Items from a data source:
==============================

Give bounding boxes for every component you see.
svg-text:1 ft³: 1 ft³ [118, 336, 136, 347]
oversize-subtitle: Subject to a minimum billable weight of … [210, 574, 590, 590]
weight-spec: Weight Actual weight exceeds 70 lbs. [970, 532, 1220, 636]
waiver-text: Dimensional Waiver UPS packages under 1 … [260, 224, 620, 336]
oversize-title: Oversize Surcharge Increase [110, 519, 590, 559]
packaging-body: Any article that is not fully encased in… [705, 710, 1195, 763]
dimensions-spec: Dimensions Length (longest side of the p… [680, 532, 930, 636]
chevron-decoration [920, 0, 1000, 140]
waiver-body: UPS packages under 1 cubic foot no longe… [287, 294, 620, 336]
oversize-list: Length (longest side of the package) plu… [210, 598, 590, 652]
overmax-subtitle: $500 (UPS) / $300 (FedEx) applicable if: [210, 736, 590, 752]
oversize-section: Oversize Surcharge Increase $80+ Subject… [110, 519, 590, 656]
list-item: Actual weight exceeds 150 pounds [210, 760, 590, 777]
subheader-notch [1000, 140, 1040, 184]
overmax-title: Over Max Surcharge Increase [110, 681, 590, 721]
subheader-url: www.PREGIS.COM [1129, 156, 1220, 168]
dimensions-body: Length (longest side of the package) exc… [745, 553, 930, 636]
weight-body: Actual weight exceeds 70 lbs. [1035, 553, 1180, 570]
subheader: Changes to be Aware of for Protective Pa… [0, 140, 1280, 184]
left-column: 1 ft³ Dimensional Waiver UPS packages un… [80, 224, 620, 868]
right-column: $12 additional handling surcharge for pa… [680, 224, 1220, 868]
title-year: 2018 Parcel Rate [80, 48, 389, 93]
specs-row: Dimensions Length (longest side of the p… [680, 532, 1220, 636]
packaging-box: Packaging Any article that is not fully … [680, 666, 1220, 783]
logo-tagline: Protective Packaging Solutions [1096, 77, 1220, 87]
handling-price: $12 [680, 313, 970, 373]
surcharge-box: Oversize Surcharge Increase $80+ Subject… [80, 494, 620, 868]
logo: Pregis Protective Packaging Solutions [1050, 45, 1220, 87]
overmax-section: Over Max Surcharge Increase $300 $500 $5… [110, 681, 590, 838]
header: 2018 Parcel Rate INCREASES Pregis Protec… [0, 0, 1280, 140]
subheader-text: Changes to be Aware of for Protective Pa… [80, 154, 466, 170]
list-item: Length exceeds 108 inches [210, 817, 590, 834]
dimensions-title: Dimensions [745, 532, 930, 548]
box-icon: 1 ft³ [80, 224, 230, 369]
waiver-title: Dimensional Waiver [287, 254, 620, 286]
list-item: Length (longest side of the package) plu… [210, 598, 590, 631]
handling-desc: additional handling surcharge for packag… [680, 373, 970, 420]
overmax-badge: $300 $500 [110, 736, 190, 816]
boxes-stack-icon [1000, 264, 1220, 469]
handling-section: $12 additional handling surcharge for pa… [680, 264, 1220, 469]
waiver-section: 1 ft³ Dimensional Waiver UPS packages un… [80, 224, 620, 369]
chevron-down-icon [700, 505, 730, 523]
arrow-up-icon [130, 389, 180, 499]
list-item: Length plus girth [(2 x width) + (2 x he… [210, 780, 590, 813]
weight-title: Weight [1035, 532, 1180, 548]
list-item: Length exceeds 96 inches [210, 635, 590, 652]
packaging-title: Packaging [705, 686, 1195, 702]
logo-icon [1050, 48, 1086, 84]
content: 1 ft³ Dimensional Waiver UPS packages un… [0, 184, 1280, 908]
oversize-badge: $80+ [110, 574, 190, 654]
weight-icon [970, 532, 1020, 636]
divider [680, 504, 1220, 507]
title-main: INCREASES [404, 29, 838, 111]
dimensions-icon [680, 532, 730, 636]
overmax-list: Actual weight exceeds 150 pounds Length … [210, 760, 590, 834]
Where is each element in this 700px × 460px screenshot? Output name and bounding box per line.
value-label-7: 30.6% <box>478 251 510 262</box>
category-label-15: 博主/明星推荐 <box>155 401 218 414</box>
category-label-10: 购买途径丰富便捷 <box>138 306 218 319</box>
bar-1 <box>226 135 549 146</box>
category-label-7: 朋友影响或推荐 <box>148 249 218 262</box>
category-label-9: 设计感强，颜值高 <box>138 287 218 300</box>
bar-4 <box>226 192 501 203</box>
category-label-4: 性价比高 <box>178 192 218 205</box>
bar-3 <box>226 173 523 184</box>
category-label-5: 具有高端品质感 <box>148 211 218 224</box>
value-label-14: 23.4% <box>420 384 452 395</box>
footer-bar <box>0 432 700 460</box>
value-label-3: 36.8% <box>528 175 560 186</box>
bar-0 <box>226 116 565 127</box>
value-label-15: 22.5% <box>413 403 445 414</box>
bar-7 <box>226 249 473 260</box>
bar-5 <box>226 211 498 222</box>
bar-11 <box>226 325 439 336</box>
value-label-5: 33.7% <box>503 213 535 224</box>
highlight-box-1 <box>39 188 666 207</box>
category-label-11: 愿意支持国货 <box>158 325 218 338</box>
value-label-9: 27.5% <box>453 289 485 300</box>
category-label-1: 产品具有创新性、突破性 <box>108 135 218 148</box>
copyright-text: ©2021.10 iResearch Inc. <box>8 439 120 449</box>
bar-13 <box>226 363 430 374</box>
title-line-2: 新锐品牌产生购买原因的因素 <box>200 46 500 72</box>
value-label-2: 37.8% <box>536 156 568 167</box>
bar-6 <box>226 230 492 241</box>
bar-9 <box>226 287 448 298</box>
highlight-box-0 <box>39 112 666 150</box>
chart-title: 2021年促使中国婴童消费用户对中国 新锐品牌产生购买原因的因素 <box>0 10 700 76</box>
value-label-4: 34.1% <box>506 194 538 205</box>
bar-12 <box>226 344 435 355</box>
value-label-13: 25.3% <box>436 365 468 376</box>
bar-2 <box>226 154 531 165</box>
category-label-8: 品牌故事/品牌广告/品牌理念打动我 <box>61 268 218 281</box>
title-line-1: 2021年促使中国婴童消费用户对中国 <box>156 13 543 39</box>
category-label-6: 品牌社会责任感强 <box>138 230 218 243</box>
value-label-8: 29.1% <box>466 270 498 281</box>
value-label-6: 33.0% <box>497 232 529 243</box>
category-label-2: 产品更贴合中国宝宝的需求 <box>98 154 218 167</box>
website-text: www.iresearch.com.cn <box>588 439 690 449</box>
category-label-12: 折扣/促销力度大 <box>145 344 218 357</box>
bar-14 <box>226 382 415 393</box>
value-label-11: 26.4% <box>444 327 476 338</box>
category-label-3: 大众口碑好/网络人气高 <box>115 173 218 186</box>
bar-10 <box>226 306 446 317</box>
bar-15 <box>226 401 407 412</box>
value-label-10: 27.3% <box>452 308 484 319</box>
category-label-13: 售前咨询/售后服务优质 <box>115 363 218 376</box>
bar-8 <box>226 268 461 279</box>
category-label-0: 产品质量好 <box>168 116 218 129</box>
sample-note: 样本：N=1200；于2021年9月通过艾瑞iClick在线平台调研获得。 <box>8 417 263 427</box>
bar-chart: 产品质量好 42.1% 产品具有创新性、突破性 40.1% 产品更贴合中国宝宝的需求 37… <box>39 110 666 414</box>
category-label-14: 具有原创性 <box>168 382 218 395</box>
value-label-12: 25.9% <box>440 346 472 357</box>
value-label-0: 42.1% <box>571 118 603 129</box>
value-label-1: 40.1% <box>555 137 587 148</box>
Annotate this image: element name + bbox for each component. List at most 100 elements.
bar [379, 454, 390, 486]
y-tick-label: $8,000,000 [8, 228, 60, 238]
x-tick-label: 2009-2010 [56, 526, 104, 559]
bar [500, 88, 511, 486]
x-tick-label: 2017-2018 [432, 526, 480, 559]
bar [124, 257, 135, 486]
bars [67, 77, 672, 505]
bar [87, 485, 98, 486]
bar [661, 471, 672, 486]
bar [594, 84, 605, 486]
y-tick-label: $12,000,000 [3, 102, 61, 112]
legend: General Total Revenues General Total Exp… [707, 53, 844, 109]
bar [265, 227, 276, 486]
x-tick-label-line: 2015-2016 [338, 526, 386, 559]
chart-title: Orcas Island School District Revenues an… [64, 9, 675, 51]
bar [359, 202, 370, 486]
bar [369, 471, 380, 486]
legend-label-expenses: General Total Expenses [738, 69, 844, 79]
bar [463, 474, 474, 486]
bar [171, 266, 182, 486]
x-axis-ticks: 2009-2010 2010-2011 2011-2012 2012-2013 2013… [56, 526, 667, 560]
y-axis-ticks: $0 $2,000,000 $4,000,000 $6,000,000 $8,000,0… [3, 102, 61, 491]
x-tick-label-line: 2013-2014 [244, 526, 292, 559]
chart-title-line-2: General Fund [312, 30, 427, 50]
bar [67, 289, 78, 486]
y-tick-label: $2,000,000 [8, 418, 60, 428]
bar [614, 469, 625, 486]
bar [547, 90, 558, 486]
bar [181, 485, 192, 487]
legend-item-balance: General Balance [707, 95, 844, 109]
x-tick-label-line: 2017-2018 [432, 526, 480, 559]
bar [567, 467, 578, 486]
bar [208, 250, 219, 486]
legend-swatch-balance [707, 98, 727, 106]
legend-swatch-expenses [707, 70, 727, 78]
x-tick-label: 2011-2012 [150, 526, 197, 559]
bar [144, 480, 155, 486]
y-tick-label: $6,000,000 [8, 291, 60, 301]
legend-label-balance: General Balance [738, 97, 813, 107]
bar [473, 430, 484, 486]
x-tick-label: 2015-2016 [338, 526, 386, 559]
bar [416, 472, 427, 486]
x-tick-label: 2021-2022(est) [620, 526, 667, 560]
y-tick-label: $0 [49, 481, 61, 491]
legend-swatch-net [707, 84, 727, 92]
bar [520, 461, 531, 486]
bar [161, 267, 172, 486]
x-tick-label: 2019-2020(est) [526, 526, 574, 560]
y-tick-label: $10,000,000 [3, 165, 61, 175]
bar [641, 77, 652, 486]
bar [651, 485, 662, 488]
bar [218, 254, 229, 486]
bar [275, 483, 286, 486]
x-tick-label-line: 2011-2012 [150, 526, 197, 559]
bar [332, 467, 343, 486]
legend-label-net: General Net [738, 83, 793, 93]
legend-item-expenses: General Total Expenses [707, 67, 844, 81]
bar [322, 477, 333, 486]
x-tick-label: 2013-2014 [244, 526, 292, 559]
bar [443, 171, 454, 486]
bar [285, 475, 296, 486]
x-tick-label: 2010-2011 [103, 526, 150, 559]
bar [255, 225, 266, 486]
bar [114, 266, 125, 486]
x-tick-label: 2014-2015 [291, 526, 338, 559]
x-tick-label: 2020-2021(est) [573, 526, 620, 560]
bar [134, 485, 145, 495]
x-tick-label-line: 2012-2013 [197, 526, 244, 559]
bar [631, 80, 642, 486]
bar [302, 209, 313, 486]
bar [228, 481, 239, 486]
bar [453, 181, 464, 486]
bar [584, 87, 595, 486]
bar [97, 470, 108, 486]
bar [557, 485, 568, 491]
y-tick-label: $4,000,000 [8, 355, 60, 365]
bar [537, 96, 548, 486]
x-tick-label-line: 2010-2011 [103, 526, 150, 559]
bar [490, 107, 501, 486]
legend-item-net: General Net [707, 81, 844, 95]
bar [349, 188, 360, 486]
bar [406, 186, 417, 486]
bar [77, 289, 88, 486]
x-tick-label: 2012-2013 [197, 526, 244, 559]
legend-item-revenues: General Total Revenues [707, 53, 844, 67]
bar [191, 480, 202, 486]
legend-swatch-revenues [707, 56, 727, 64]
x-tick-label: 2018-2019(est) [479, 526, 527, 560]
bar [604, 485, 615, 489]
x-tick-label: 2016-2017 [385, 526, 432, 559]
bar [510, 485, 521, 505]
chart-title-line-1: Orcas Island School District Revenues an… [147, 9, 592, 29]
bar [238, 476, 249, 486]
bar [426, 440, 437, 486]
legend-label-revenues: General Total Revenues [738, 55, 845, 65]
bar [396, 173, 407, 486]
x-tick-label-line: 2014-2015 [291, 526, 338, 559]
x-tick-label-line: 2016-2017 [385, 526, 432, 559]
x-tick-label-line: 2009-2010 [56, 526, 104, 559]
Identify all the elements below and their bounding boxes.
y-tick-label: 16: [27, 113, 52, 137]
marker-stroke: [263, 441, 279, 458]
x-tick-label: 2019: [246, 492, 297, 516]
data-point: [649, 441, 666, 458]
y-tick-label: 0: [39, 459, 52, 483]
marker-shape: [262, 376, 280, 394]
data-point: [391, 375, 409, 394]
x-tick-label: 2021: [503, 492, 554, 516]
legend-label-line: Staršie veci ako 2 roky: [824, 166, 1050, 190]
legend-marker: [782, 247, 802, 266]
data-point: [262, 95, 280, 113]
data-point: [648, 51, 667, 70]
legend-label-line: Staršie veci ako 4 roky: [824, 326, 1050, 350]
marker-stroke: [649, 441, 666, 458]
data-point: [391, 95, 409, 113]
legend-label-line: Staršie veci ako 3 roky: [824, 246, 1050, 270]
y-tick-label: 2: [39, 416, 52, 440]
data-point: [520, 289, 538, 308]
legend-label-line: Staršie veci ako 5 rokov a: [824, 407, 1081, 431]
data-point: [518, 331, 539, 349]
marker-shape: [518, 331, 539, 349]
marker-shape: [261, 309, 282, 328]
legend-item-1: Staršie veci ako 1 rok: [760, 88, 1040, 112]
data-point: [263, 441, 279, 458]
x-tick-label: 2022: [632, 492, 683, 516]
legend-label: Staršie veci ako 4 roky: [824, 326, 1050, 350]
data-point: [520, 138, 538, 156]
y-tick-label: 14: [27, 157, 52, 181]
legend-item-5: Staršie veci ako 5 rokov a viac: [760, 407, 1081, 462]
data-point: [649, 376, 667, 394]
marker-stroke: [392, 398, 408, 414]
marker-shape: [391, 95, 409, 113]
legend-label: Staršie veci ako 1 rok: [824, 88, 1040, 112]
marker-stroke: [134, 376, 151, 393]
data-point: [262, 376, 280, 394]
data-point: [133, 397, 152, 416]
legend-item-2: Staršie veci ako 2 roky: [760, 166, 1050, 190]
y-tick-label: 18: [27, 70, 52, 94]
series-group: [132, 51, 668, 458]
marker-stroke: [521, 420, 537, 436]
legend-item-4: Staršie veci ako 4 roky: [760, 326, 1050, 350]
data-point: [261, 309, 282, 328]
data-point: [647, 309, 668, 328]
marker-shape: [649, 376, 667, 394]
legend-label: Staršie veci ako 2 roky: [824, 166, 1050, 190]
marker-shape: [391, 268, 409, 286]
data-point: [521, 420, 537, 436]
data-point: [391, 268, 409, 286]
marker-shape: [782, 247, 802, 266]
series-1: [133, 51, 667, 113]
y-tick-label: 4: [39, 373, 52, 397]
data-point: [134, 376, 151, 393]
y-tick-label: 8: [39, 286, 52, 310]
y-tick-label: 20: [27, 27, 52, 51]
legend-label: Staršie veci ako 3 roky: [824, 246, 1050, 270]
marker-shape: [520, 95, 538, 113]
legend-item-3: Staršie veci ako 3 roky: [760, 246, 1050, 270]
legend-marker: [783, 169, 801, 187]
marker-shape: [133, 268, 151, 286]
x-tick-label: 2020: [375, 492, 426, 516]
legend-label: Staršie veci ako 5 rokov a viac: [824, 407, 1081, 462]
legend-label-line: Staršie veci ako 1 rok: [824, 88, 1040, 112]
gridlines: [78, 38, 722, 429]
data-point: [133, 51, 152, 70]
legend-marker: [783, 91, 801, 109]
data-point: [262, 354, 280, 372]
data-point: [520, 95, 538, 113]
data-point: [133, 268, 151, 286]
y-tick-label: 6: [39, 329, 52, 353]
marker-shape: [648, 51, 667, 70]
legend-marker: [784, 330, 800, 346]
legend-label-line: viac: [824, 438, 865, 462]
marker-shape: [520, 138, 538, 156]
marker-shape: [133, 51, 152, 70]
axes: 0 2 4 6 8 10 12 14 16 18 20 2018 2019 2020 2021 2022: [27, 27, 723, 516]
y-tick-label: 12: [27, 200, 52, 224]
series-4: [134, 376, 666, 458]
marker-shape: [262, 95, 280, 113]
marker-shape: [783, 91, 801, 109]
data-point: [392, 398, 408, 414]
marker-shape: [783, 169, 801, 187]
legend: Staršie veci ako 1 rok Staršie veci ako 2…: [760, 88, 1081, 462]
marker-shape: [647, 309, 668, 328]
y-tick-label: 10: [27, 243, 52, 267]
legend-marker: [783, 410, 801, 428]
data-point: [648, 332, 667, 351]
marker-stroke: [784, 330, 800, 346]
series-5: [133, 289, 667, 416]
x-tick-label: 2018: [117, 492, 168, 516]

==============================

(What to produce): Reproduce the items word for word, starting with the first line and stopping after the line that contains "subheader-url: www.PREGIS.COM [1129, 156, 1220, 168]".

(Solution for this task):
Give bounding boxes for every component you see.
svg-text:1 ft³: 1 ft³ [118, 336, 136, 347]
oversize-subtitle: Subject to a minimum billable weight of … [210, 574, 590, 590]
weight-spec: Weight Actual weight exceeds 70 lbs. [970, 532, 1220, 636]
waiver-text: Dimensional Waiver UPS packages under 1 … [260, 224, 620, 336]
oversize-title: Oversize Surcharge Increase [110, 519, 590, 559]
packaging-body: Any article that is not fully encased in… [705, 710, 1195, 763]
dimensions-spec: Dimensions Length (longest side of the p… [680, 532, 930, 636]
chevron-decoration [920, 0, 1000, 140]
waiver-body: UPS packages under 1 cubic foot no longe… [287, 294, 620, 336]
oversize-list: Length (longest side of the package) plu… [210, 598, 590, 652]
overmax-subtitle: $500 (UPS) / $300 (FedEx) applicable if: [210, 736, 590, 752]
oversize-section: Oversize Surcharge Increase $80+ Subject… [110, 519, 590, 656]
list-item: Actual weight exceeds 150 pounds [210, 760, 590, 777]
subheader-notch [1000, 140, 1040, 184]
overmax-title: Over Max Surcharge Increase [110, 681, 590, 721]
subheader-url: www.PREGIS.COM [1129, 156, 1220, 168]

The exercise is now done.